_Trecho do documento:_
▶

Dos etéreos turíbulos de neve
claro incenso aromal, límpido e leve,
as ondas nevoentas de Visões levanta...

E as ânsias e os desejos infinitos
vão com arcanjos formulados ritos
da Eternidade que nos Astros canta...

Outra temática presente nos seus poemas é o Misticismo característica da nova fase (Simbolismo) em que se opõem matéria e espírito, corpo e alma.
Há um clima onde predomina o vago, o abstrato, porém voltado para uma esfera superior, aqui evidenciado através das palavras:
“Para as estrelas/ ...as ânsias e desejos vão subindo/ galgando azuis i siderais noivados...”
Mais do que nunca, há uma linguagem simbólica intensamente subjetiva que busca o eu no universo, a essência do ser humano, através de incursões a regiões etéreas, espaciais, ilimitadas: “a amplidão vestindo”, os arcanjos / Num cortejo de cânticos alados, passam...”
O vocabulário foi cuidadosamente trabalhado através de palavras e expressões que acentuam a sugestão mística: “arcanjos”, “turíbulos”, “incenso”, “infinitos”, “ritos”, “Eternidade”.

Ângelus
Ah! lilazes de Ângelus harmoniosos,
Neblina vesperais, crepusculares,
Guslas gementes, bandolins saudosos,
Plangências magoadíssimas dos ares...

Serenidades etereais d’incensos,
De salmos evangélicos, sagrados,
Saltérios, harpas dos Azuis imensos,
Névoas de céus espiritualizados.

Ângelus fluidos, de luar dormente,
Diafaneidades e melancolias...
Silêncio vago, bíblico, pungente
De todas as profundas liturgias.

E nas horas dos Ângelus, nas horas
Do claro-escuro emocional aéreo,
Que surges, Flor do Sol, entre as sonoras
Ondulações e brumas do Mistério.

◀

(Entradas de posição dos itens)
▶

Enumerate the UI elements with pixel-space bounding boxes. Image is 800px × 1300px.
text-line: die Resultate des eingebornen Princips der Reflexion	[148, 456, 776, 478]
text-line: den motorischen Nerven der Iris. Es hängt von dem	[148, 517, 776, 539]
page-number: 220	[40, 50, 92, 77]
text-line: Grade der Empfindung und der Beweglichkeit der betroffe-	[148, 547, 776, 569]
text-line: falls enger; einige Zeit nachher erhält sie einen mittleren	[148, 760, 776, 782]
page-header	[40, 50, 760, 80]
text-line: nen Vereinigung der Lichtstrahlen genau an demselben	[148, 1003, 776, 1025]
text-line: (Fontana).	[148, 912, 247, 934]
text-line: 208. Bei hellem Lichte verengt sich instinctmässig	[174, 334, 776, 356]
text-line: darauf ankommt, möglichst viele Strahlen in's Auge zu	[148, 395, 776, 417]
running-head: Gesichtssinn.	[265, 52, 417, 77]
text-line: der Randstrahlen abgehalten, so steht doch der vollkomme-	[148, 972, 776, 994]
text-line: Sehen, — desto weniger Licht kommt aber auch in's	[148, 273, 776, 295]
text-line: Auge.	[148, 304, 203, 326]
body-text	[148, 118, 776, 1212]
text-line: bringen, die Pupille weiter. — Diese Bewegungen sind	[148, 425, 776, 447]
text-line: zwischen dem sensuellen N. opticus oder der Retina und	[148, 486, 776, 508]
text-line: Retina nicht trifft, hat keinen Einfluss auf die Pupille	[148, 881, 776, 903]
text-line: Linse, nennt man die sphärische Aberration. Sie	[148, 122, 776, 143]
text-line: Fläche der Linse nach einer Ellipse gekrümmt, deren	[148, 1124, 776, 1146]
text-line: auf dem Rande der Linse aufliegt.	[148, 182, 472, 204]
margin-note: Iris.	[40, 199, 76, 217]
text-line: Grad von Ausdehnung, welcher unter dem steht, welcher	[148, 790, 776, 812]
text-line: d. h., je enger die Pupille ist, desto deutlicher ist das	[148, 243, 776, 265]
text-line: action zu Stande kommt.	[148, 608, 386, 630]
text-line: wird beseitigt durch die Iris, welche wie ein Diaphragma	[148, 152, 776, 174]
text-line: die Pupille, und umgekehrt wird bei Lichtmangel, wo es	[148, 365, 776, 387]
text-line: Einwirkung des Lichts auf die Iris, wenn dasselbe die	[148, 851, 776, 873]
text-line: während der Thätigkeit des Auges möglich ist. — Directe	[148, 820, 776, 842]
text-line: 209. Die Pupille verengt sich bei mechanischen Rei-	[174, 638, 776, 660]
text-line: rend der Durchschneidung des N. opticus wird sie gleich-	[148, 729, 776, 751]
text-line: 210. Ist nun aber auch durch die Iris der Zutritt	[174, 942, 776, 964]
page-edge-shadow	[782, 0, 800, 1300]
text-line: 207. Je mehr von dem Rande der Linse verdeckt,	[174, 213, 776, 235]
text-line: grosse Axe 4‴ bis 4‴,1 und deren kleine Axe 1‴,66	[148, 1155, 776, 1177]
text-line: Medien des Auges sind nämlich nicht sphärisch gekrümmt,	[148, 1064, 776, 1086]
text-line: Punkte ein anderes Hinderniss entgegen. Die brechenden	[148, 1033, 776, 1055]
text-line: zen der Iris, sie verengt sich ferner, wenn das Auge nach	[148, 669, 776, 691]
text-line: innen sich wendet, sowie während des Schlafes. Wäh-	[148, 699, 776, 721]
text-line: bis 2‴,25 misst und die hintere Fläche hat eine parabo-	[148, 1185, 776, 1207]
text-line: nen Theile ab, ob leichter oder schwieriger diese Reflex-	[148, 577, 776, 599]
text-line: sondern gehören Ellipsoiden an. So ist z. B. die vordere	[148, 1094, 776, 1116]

◀

_Exercícios propostos:_
[a] Atualize as linhas dos registros, do início até a linha com "text-line: Grade der", inclusive, trocando "Iris" por "Regenbogenhaut" e mantendo todo o resto inalterado.
[b] Dê prosseguimento ao texto sobre o misticismo na poesia simbolista a partir do ponto em que ele termina.

_Respostas dos exercícios:_
[a]
Enumerate the UI elements with pixel-space bounding boxes. Image is 800px × 1300px.
text-line: die Resultate des eingebornen Princips der Reflexion	[148, 456, 776, 478]
text-line: den motorischen Nerven der Regenbogenhaut. Es hängt von dem	[148, 517, 776, 539]
page-number: 220	[40, 50, 92, 77]
text-line: Grade der Empfindung und der Beweglichkeit der betroffe-	[148, 547, 776, 569]

[b]
Surges talvez, do fundo de umas eras
De doloroso e turvo labirinto,
Quando se esgota o vinho das Quimeras
E os veneno românticos do absinto.

Apareces por sonhos neblinantes
Com requinte de graça e nervosismos, 
Fulgores flavos de festins flamantes,
Como a Estrela Polar dos Simbolismos.

Num enlevo supremo eu sinto, absorto,
Os teus maravilhosos e esquisitos
Tons siderais de um astro rubro e morto,
Apagado nos brilhos infinitos.

O teu perfil todo o meu ser esmalta
Numa auréola imortal de formosuras
E aprece que rútilo ressalta
De góticos missais de iluminuras.

Ressalta com a dolência das Imagens,
Sem a forma vital, a forma viva,
Com os segredos da Lua nas paisagens
E a mesma palidez meditativa.

Nos êxtases dos místicos os braços
Abro, tentado da carnal beleza...
E cuido ver, na bruma dos espaços,
De mãos postas, a orar, Santa Teresa!

Em Cruz e Sousa, menos que o significado denotativo, as palavras revelam nuanças melódicas e multi-significativas.

A leitura desse, como da maioria dos seus poemas, é pura sugestão que revela outras dimensões de mundo: “Serenidades eterais d’incensos”, “Névoas de céus espiritualizados”.

As palavras perdem seu valor expressivo racional para desaguara num universo simbólico, através de semelhanças(1), comparações(2), analogias(3) e sinestesias(4):
1. “Neblinas vesperais, crepusculares”
2. “Quando se esgota o vinho das Quimeras”
3. “...bandolins saudosos,/ Plangências magoadíssimas”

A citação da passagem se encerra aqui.